Collected data
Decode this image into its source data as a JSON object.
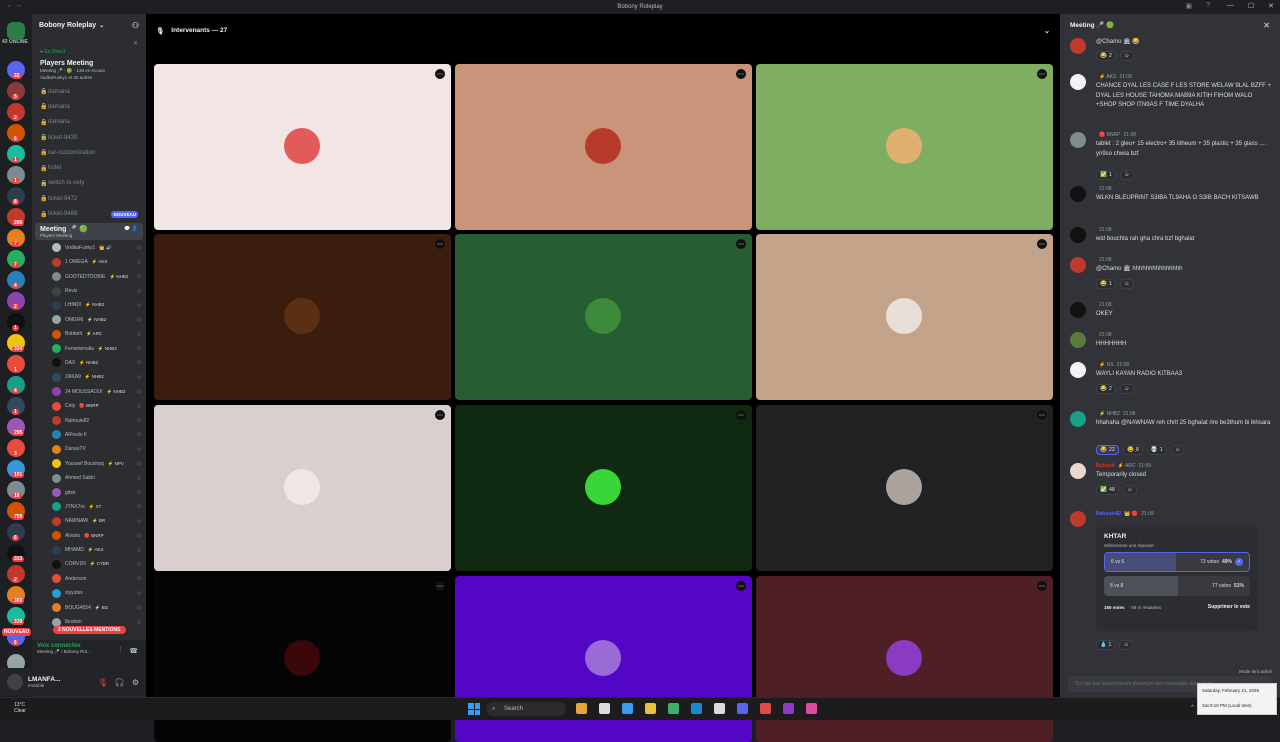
{
  "window": {
    "title": "Bobony Roleplay"
  },
  "rail": {
    "online_label": "43 ONLINE",
    "badges": [
      "32",
      "5",
      "2",
      "6",
      "1",
      "1",
      "8",
      "280",
      "7",
      "7",
      "4",
      "2",
      "1",
      "334",
      "1",
      "4",
      "1",
      "295",
      "3",
      "101",
      "16",
      "759",
      "6",
      "313",
      "2",
      "369",
      "339",
      "6"
    ],
    "nouveau_label": "NOUVEAU",
    "colors": [
      "#2d7d46",
      "#5865f2",
      "#8b3a3a",
      "#c0392b",
      "#d35400",
      "#1abc9c",
      "#7f8c8d",
      "#2c3e50",
      "#c0392b",
      "#e67e22",
      "#27ae60",
      "#2980b9",
      "#8e44ad",
      "#111111",
      "#f1c40f",
      "#e74c3c",
      "#16a085",
      "#34495e",
      "#9b59b6",
      "#e74c3c",
      "#3498db",
      "#7f8c8d",
      "#d35400",
      "#2c3e50",
      "#111111",
      "#c0392b",
      "#e67e22",
      "#1abc9c",
      "#5865f2",
      "#95a5a6"
    ]
  },
  "sidebar": {
    "server_name": "Bobony Roleplay",
    "event": {
      "live_label": "● En Direct",
      "title": "Players Meeting",
      "meta1": "Meeting 🎤 · 🟢 · 138 en écoute",
      "meta2": "VodkaFunky1 et 26 autres"
    },
    "channels": [
      {
        "name": "damana"
      },
      {
        "name": "damana"
      },
      {
        "name": "damana"
      },
      {
        "name": "ticket-9430"
      },
      {
        "name": "car-customization"
      },
      {
        "name": "hotel"
      },
      {
        "name": "switch-tx-cety"
      },
      {
        "name": "ticket-9472"
      },
      {
        "name": "ticket-9488",
        "badge": "NOUVEAU"
      }
    ],
    "voice_channel": {
      "name": "Meeting 🎤 🟢",
      "sub": "Players Meeting"
    },
    "voice_users": [
      {
        "name": "VodkaFunky1",
        "tag": "👑 🔊",
        "color": "#b5bac1"
      },
      {
        "name": "1 OMEGA",
        "tag": "⚡ AKS",
        "color": "#c0392b"
      },
      {
        "name": "GOOTEDTOOBIE",
        "tag": "⚡ NHB2",
        "color": "#7f8c8d"
      },
      {
        "name": "Reviz",
        "tag": "",
        "color": "#3f4147"
      },
      {
        "name": "LHINDI",
        "tag": "⚡ NHB2",
        "color": "#2c3e50"
      },
      {
        "name": "OMGIRI",
        "tag": "⚡ NHB2",
        "color": "#95a5a6"
      },
      {
        "name": "Bobbelt",
        "tag": "⚡ ARC",
        "color": "#d35400"
      },
      {
        "name": "Fenomenalla",
        "tag": "⚡ NHB2",
        "color": "#27ae60"
      },
      {
        "name": "DAX",
        "tag": "⚡ NHB2",
        "color": "#111111"
      },
      {
        "name": "ZAKA9",
        "tag": "⚡ NHB2",
        "color": "#34495e"
      },
      {
        "name": "24 MOUSSAOUI",
        "tag": "⚡ NHB2",
        "color": "#8e44ad"
      },
      {
        "name": "Cety",
        "tag": "🔴 BNRP",
        "color": "#e74c3c"
      },
      {
        "name": "Nahoule82",
        "tag": "",
        "color": "#c0392b"
      },
      {
        "name": "AlFredo II",
        "tag": "",
        "color": "#2980b9"
      },
      {
        "name": "DanasTV",
        "tag": "",
        "color": "#e67e22"
      },
      {
        "name": "Youssef Boushaq",
        "tag": "⚡ NPV",
        "color": "#f1c40f"
      },
      {
        "name": "Ahmed Sabiri",
        "tag": "",
        "color": "#7f8c8d"
      },
      {
        "name": "gitsh",
        "tag": "",
        "color": "#9b59b6"
      },
      {
        "name": "JYNX7rs",
        "tag": "⚡ X7",
        "color": "#16a085"
      },
      {
        "name": "NAWNAW",
        "tag": "⚡ BR",
        "color": "#c0392b"
      },
      {
        "name": "Alvario",
        "tag": "🔴 BNRP",
        "color": "#d35400"
      },
      {
        "name": "MHAMD",
        "tag": "⚡ AKS",
        "color": "#2c3e50"
      },
      {
        "name": "CORV1N",
        "tag": "⚡ CYBR",
        "color": "#111111"
      },
      {
        "name": "Anderson",
        "tag": "",
        "color": "#e74c3c"
      },
      {
        "name": "slyyutss",
        "tag": "",
        "color": "#3498db"
      },
      {
        "name": "BOUG4554",
        "tag": "⚡ BG",
        "color": "#e67e22"
      },
      {
        "name": "Ibrahim",
        "tag": "",
        "color": "#95a5a6"
      }
    ],
    "mentions_label": "2 NOUVELLES MENTIONS",
    "voice_connected": "Voix connectée",
    "voice_connected_sub": "Meeting 🎤 / Bobony Rol...",
    "user": {
      "name": "LMANFA...",
      "status": "Invisible"
    }
  },
  "stage": {
    "header": "Intervenants — 27",
    "tiles": [
      {
        "bg": "#f2e6e4",
        "av": "#e35a5a"
      },
      {
        "bg": "#c9957a",
        "av": "#b83a2a"
      },
      {
        "bg": "#7fae62",
        "av": "#e0b070"
      },
      {
        "bg": "#3a1d0f",
        "av": "#5a3015"
      },
      {
        "bg": "#265d32",
        "av": "#3d8a3a"
      },
      {
        "bg": "#c4a38b",
        "av": "#e8e0d8"
      },
      {
        "bg": "#d9cfcf",
        "av": "#f0e6e6"
      },
      {
        "bg": "#0f2a10",
        "av": "#39d639"
      },
      {
        "bg": "#222222",
        "av": "#a9a39b"
      },
      {
        "bg": "#050505",
        "av": "#3a0808"
      },
      {
        "bg": "#5406c6",
        "av": "#9a6ad6"
      },
      {
        "bg": "#4f1f26",
        "av": "#8a3bc4"
      }
    ]
  },
  "chat": {
    "title": "Meeting 🎤 🟢",
    "messages": [
      {
        "name": "",
        "time": "",
        "text": "@Chamo 🏛 😂",
        "av": "#c0392b",
        "reacts": [
          {
            "e": "😂",
            "n": "2"
          },
          {
            "e": "☺",
            "n": ""
          }
        ]
      },
      {
        "name": "",
        "tag": "⚡ AKS",
        "time": "21:08",
        "color": "#c0392b",
        "text": "CHANCE DYAL LES CASE F LES STORE WELAW 9LAL BZFF + DYAL LES HOUSE TAHOMA MAB9A KITIH FIHOM WALO\n+SHOP SHOP ITN9AS F TIME DYALHA",
        "av": "#f2f3f5",
        "reacts": []
      },
      {
        "name": "",
        "tag": "🔴 BNRP",
        "time": "21:08",
        "color": "#8e44ad",
        "text": "tablet : 2 gleu+ 15 electro+ 35 litheum + 35 plastic + 35 glass .... yn9so chwia bzf",
        "av": "#7f8c8d",
        "reacts": [
          {
            "e": "✅",
            "n": "1"
          },
          {
            "e": "☺",
            "n": ""
          }
        ]
      },
      {
        "name": "",
        "time": "21:08",
        "color": "#8e44ad",
        "text": "WLKN BLEUPRINT S3IBA TL9AHA O S3IB BACH KITSAWB",
        "av": "#111111",
        "reacts": []
      },
      {
        "name": "",
        "time": "21:08",
        "color": "#c0392b",
        "text": "wid bouchta rah gha chra bzf bghalat",
        "av": "#111111",
        "reacts": []
      },
      {
        "name": "",
        "time": "21:08",
        "color": "#8e44ad",
        "text": "@Chamo 🏛 hhhhhhhhhhhhhhh",
        "av": "#c0392b",
        "reacts": [
          {
            "e": "😂",
            "n": "1"
          },
          {
            "e": "☺",
            "n": ""
          }
        ]
      },
      {
        "name": "",
        "time": "21:08",
        "color": "#8e44ad",
        "text": "OKEY",
        "av": "#111111",
        "reacts": []
      },
      {
        "name": "",
        "time": "21:08",
        "color": "#8e44ad",
        "text": "HHHHHHH",
        "av": "#5a7a3a",
        "reacts": []
      },
      {
        "name": "",
        "tag": "⚡ NS",
        "time": "21:08",
        "color": "#8e44ad",
        "text": "WAYLI KAYAN RADIO KITBAA3",
        "av": "#f2f3f5",
        "reacts": [
          {
            "e": "😂",
            "n": "2"
          },
          {
            "e": "☺",
            "n": ""
          }
        ]
      },
      {
        "name": "",
        "tag": "⚡ NHB2",
        "time": "21:08",
        "color": "#8e44ad",
        "text": "hhahaha @NAWNAW reh chrit 25 bghalat rire be3thum bi lkhsara",
        "av": "#16a085",
        "reacts": [
          {
            "e": "😂",
            "n": "22"
          },
          {
            "e": "😂",
            "n": "8"
          },
          {
            "e": "💀",
            "n": "1"
          },
          {
            "e": "☺",
            "n": ""
          }
        ]
      },
      {
        "name": "Bobbelt",
        "tag": "⚡ ARC",
        "time": "21:09",
        "color": "#c0392b",
        "text": "Temporarily closed",
        "av": "#e8d8d0",
        "reacts": [
          {
            "e": "✅",
            "n": "48"
          },
          {
            "e": "☺",
            "n": ""
          }
        ]
      },
      {
        "name": "Nahoule82",
        "tag": "👑 🔴",
        "time": "21:09",
        "color": "#5865f2",
        "text": "",
        "av": "#c0392b",
        "reacts": []
      }
    ],
    "poll": {
      "question": "KHTAR",
      "hint": "Sélectionne une réponse",
      "answers": [
        {
          "label": "6 vs 6",
          "votes": "73 votes",
          "pct": "49%",
          "fill": 0.49,
          "selected": true
        },
        {
          "label": "8 vs 8",
          "votes": "77 votes",
          "pct": "51%",
          "fill": 0.51,
          "selected": false
        }
      ],
      "total": "150 votes",
      "remaining": "59 m restantes",
      "remove_label": "Supprimer le vote",
      "react": {
        "e": "💧",
        "n": "1"
      }
    },
    "slow_mode": "Mode lent activé",
    "input_placeholder": "Tu n'as pas la permission d'envoyer des messages dans ce sa..."
  },
  "taskbar": {
    "weather_temp": "13°C",
    "weather_desc": "Clear",
    "search_label": "Search",
    "tooltip_date": "Saturday, February 21, 2026",
    "tooltip_time": "Sat 9:10 PM (Local time)",
    "apps": [
      "#e8a33a",
      "#dcdcdc",
      "#3a9bf0",
      "#e8c33a",
      "#3ab06a",
      "#1a8ad0",
      "#dcdcdc",
      "#5865f2",
      "#e04a4a",
      "#8a3bc4",
      "#e04aa0"
    ]
  }
}
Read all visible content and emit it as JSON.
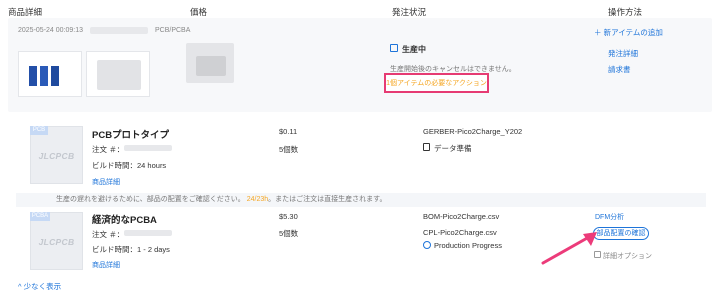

- [To do]: Each line above that holds the string "JSON" should be copied and shown.

- [The result]:
Decode this image into its source data as a JSON object.
Read all visible content and emit it as JSON.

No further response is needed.